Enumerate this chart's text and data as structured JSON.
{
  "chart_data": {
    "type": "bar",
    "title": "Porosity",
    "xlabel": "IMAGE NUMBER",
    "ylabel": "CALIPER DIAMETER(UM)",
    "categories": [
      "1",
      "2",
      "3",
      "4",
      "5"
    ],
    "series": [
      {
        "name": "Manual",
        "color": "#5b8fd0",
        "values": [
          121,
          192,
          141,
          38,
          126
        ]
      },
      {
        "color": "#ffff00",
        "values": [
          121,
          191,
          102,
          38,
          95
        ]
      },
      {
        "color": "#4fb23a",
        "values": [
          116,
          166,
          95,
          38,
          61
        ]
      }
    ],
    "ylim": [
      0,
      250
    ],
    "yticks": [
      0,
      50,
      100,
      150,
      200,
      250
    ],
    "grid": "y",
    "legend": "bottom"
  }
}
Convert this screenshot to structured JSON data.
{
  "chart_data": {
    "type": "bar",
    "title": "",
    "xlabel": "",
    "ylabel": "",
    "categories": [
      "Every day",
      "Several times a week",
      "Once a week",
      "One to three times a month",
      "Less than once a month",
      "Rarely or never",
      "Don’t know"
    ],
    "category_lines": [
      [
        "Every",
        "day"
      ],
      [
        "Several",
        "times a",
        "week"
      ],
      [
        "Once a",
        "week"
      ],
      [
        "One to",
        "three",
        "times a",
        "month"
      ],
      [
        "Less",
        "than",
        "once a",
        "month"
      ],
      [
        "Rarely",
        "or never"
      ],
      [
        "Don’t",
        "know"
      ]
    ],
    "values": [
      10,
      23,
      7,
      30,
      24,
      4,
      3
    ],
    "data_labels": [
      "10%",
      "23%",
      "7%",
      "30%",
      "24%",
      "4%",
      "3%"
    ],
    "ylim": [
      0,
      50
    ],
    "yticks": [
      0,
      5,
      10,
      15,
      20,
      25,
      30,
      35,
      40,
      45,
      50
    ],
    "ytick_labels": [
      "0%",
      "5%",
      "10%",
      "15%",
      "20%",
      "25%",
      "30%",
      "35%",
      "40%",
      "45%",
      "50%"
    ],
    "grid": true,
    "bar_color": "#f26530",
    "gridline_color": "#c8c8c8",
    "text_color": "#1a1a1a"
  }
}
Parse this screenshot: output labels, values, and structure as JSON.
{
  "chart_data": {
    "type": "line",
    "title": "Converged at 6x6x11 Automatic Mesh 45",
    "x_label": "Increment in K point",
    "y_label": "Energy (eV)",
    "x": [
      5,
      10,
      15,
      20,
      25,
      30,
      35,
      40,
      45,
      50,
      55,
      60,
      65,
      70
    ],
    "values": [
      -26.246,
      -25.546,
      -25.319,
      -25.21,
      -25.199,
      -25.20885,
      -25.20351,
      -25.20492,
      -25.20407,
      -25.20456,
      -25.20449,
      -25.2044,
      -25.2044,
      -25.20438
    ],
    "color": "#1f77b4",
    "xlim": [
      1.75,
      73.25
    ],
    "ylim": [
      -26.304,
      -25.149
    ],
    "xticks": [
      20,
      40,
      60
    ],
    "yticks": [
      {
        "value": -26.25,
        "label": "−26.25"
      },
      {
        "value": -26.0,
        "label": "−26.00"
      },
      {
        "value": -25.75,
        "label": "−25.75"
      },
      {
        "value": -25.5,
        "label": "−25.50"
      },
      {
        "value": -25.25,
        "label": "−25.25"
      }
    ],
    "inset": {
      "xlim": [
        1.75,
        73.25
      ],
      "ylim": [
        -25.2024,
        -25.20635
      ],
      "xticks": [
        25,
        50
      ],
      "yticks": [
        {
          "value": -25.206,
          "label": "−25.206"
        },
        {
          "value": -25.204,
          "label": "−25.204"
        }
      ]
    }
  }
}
---+---
▶ **SET PROBLEM**: In the entries above, locate every line with the word "screenshot" and copy it.

▶ **TASK SOLUTION**:
Convert this screenshot to structured JSON data.
Parse this screenshot: output labels, values, and structure as JSON.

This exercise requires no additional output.